(STATED EXERCISE)
From the records below, pull each line that has "name".
>> begin PROVIDED DATA
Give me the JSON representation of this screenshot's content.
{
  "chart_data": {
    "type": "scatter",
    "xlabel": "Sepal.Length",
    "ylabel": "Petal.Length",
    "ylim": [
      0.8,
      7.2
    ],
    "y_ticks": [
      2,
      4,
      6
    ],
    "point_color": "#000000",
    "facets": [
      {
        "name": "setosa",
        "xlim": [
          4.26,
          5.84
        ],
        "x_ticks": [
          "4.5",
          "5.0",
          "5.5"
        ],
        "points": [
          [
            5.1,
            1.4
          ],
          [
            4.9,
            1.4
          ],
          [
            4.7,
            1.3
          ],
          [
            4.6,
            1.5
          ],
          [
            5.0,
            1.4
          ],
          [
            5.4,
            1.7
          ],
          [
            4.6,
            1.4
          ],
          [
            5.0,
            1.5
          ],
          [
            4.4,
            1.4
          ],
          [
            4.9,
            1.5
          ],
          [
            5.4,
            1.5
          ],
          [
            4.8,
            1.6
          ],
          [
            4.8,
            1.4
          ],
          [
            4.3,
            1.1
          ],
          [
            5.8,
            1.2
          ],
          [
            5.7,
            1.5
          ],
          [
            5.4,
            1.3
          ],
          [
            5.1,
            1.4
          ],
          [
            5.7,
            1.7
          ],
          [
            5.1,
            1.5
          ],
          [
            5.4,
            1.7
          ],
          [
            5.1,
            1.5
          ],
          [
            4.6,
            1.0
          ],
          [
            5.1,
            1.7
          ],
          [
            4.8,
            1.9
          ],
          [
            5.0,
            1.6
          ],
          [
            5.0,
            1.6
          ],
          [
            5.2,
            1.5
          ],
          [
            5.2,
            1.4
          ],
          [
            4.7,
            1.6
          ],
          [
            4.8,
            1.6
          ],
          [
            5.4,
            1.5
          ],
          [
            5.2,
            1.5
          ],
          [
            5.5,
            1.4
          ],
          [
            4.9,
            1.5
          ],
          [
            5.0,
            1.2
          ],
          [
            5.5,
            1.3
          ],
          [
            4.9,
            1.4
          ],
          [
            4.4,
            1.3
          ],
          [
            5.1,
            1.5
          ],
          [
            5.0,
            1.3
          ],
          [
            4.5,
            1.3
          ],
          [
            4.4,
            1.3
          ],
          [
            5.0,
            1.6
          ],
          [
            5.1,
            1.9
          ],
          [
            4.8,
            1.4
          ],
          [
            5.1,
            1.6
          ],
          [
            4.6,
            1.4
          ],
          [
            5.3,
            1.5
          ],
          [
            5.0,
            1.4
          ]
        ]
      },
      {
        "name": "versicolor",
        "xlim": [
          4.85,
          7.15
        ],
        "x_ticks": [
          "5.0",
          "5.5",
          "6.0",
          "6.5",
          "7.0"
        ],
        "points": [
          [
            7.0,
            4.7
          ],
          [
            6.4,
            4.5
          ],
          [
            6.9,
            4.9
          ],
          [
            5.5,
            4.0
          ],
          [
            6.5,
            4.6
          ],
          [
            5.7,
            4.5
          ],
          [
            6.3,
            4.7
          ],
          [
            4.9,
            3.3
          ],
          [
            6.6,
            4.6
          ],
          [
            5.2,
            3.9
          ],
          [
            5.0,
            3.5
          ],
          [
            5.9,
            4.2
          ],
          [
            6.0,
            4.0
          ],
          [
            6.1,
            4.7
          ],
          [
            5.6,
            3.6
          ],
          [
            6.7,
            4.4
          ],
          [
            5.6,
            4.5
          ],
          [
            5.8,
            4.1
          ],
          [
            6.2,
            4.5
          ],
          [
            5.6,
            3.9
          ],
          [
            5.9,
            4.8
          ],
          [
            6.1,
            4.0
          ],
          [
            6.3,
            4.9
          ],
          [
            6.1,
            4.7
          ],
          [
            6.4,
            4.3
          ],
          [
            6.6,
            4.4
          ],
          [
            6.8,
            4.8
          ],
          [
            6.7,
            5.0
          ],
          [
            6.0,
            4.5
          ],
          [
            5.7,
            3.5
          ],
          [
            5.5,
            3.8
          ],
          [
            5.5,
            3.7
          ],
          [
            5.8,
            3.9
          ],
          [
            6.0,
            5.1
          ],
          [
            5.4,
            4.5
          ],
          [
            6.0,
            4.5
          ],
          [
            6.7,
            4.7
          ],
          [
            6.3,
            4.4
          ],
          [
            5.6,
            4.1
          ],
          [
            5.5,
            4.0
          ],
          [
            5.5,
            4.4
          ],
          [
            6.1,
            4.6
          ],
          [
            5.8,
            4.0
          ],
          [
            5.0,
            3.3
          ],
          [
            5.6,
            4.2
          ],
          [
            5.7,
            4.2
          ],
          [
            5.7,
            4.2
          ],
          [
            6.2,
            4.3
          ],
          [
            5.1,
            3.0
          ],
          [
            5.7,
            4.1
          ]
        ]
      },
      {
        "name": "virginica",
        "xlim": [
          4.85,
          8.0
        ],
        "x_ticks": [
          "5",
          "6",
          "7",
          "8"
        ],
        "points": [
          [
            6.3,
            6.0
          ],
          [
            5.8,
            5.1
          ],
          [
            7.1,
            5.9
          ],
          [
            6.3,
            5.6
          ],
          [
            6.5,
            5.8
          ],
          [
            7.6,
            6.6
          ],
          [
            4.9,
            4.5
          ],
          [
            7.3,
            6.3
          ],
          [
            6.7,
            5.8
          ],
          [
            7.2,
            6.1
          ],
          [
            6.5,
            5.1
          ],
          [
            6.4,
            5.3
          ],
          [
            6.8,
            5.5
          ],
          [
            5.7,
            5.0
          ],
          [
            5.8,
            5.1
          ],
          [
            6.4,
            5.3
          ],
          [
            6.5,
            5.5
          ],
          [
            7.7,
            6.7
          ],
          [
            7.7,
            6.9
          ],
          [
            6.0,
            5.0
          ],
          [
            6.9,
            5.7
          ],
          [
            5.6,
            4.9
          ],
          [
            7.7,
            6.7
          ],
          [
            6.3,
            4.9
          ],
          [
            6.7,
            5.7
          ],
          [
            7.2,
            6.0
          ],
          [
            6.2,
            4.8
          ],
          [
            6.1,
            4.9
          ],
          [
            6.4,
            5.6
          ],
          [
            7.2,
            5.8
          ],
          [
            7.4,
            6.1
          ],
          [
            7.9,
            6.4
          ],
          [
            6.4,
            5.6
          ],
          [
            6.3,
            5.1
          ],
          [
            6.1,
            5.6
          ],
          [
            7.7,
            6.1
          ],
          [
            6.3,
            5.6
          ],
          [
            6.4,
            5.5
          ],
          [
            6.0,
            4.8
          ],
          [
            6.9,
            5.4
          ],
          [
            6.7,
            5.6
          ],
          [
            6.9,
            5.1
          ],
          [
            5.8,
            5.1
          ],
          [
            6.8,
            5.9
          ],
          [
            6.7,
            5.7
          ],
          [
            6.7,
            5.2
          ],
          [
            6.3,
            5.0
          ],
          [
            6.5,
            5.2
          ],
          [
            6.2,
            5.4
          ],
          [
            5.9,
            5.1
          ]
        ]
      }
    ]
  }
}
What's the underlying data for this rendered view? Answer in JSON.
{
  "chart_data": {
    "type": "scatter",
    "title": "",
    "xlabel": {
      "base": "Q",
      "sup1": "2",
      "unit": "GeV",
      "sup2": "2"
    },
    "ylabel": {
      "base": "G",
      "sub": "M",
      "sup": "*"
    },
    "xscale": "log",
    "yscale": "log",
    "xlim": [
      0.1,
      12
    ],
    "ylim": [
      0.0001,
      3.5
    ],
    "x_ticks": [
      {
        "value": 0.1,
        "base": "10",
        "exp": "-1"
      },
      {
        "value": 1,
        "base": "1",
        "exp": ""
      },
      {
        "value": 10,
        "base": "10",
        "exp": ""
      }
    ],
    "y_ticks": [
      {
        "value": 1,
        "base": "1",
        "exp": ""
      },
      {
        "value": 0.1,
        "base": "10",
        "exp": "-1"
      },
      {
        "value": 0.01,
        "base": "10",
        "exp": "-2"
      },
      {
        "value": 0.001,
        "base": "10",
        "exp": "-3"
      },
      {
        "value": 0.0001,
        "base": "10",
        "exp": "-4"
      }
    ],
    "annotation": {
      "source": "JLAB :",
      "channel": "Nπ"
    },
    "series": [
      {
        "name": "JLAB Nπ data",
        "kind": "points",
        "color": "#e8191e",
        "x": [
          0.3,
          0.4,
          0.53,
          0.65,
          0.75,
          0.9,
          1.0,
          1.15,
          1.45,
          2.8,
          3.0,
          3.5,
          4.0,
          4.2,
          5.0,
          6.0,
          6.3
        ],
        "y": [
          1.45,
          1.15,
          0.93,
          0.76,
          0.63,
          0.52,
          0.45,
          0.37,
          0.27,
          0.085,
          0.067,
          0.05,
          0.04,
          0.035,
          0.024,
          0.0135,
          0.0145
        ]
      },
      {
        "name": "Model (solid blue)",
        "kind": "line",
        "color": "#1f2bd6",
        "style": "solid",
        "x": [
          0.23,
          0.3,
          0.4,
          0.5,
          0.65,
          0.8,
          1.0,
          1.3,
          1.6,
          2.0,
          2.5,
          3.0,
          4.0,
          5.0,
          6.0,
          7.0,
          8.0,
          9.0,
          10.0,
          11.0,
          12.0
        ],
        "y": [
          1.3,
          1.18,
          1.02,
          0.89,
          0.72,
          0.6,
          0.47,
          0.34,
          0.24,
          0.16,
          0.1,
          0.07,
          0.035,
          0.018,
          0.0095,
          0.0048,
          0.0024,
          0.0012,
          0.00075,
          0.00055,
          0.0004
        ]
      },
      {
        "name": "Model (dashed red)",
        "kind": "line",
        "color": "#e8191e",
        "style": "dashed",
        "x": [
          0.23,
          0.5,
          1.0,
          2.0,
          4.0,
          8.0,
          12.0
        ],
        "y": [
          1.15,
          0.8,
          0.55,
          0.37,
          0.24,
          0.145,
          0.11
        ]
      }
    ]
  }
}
>> end PROVIDED DATA
(OUTPUT FOR THIS TASK)
        "name": "setosa",
        "name": "versicolor",
        "name": "virginica",
        "name": "JLAB Nπ data",
        "name": "Model (solid blue)",
        "name": "Model (dashed red)",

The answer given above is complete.